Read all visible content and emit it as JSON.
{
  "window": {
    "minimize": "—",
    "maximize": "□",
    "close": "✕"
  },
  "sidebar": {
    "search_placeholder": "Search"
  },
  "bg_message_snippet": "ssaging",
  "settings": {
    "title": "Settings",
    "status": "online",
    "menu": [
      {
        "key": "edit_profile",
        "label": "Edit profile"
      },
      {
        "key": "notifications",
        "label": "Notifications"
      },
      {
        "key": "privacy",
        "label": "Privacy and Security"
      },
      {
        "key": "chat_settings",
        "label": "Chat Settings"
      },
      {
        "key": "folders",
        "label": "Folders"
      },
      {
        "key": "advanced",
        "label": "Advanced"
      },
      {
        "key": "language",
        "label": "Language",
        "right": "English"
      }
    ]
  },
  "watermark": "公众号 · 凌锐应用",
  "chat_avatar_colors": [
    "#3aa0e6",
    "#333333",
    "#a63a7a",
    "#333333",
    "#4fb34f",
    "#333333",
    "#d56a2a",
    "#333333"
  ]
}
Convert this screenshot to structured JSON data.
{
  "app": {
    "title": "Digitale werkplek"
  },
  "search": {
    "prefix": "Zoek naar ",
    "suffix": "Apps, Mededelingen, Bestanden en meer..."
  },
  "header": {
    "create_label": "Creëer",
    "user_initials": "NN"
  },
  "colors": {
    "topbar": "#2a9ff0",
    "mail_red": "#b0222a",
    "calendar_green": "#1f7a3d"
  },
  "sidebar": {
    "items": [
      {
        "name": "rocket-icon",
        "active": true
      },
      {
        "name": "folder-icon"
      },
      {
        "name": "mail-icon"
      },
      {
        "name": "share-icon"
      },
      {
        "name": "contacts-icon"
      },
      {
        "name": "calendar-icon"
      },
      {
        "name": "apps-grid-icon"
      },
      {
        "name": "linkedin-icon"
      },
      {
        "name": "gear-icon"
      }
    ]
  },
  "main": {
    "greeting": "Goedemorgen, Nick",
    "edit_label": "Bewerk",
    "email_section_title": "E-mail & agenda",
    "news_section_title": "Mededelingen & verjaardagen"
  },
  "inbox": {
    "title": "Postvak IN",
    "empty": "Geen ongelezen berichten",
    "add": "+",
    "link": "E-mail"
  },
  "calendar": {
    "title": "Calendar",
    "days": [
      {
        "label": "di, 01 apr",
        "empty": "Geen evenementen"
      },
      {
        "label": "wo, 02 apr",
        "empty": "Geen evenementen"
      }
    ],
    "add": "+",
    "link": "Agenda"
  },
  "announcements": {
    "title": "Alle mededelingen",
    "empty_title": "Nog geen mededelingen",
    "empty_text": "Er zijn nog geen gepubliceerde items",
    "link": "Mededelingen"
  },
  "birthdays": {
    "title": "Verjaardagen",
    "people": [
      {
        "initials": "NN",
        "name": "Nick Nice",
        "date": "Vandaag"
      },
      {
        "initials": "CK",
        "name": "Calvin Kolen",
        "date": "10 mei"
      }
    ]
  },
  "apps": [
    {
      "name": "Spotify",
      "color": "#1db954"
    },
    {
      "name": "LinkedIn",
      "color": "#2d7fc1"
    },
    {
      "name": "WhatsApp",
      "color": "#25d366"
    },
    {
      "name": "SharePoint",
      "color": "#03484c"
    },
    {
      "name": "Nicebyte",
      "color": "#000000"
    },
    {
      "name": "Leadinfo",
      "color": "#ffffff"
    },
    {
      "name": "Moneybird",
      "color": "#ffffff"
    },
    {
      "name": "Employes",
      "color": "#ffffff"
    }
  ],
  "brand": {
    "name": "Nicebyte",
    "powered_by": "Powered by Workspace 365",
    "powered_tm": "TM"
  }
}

= = = = = = =

• [Problem requirements]
Print all of the data exactly as it was given.

• [Written solution]
Read all visible content and emit it as JSON.
{
  "window": {
    "minimize": "—",
    "maximize": "□",
    "close": "✕"
  },
  "sidebar": {
    "search_placeholder": "Search"
  },
  "bg_message_snippet": "ssaging",
  "settings": {
    "title": "Settings",
    "status": "online",
    "menu": [
      {
        "key": "edit_profile",
        "label": "Edit profile"
      },
      {
        "key": "notifications",
        "label": "Notifications"
      },
      {
        "key": "privacy",
        "label": "Privacy and Security"
      },
      {
        "key": "chat_settings",
        "label": "Chat Settings"
      },
      {
        "key": "folders",
        "label": "Folders"
      },
      {
        "key": "advanced",
        "label": "Advanced"
      },
      {
        "key": "language",
        "label": "Language",
        "right": "English"
      }
    ]
  },
  "watermark": "公众号 · 凌锐应用",
  "chat_avatar_colors": [
    "#3aa0e6",
    "#333333",
    "#a63a7a",
    "#333333",
    "#4fb34f",
    "#333333",
    "#d56a2a",
    "#333333"
  ]
}
Convert this screenshot to structured JSON data.
{
  "app": {
    "title": "Digitale werkplek"
  },
  "search": {
    "prefix": "Zoek naar ",
    "suffix": "Apps, Mededelingen, Bestanden en meer..."
  },
  "header": {
    "create_label": "Creëer",
    "user_initials": "NN"
  },
  "colors": {
    "topbar": "#2a9ff0",
    "mail_red": "#b0222a",
    "calendar_green": "#1f7a3d"
  },
  "sidebar": {
    "items": [
      {
        "name": "rocket-icon",
        "active": true
      },
      {
        "name": "folder-icon"
      },
      {
        "name": "mail-icon"
      },
      {
        "name": "share-icon"
      },
      {
        "name": "contacts-icon"
      },
      {
        "name": "calendar-icon"
      },
      {
        "name": "apps-grid-icon"
      },
      {
        "name": "linkedin-icon"
      },
      {
        "name": "gear-icon"
      }
    ]
  },
  "main": {
    "greeting": "Goedemorgen, Nick",
    "edit_label": "Bewerk",
    "email_section_title": "E-mail & agenda",
    "news_section_title": "Mededelingen & verjaardagen"
  },
  "inbox": {
    "title": "Postvak IN",
    "empty": "Geen ongelezen berichten",
    "add": "+",
    "link": "E-mail"
  },
  "calendar": {
    "title": "Calendar",
    "days": [
      {
        "label": "di, 01 apr",
        "empty": "Geen evenementen"
      },
      {
        "label": "wo, 02 apr",
        "empty": "Geen evenementen"
      }
    ],
    "add": "+",
    "link": "Agenda"
  },
  "announcements": {
    "title": "Alle mededelingen",
    "empty_title": "Nog geen mededelingen",
    "empty_text": "Er zijn nog geen gepubliceerde items",
    "link": "Mededelingen"
  },
  "birthdays": {
    "title": "Verjaardagen",
    "people": [
      {
        "initials": "NN",
        "name": "Nick Nice",
        "date": "Vandaag"
      },
      {
        "initials": "CK",
        "name": "Calvin Kolen",
        "date": "10 mei"
      }
    ]
  },
  "apps": [
    {
      "name": "Spotify",
      "color": "#1db954"
    },
    {
      "name": "LinkedIn",
      "color": "#2d7fc1"
    },
    {
      "name": "WhatsApp",
      "color": "#25d366"
    },
    {
      "name": "SharePoint",
      "color": "#03484c"
    },
    {
      "name": "Nicebyte",
      "color": "#000000"
    },
    {
      "name": "Leadinfo",
      "color": "#ffffff"
    },
    {
      "name": "Moneybird",
      "color": "#ffffff"
    },
    {
      "name": "Employes",
      "color": "#ffffff"
    }
  ],
  "brand": {
    "name": "Nicebyte",
    "powered_by": "Powered by Workspace 365",
    "powered_tm": "TM"
  }
}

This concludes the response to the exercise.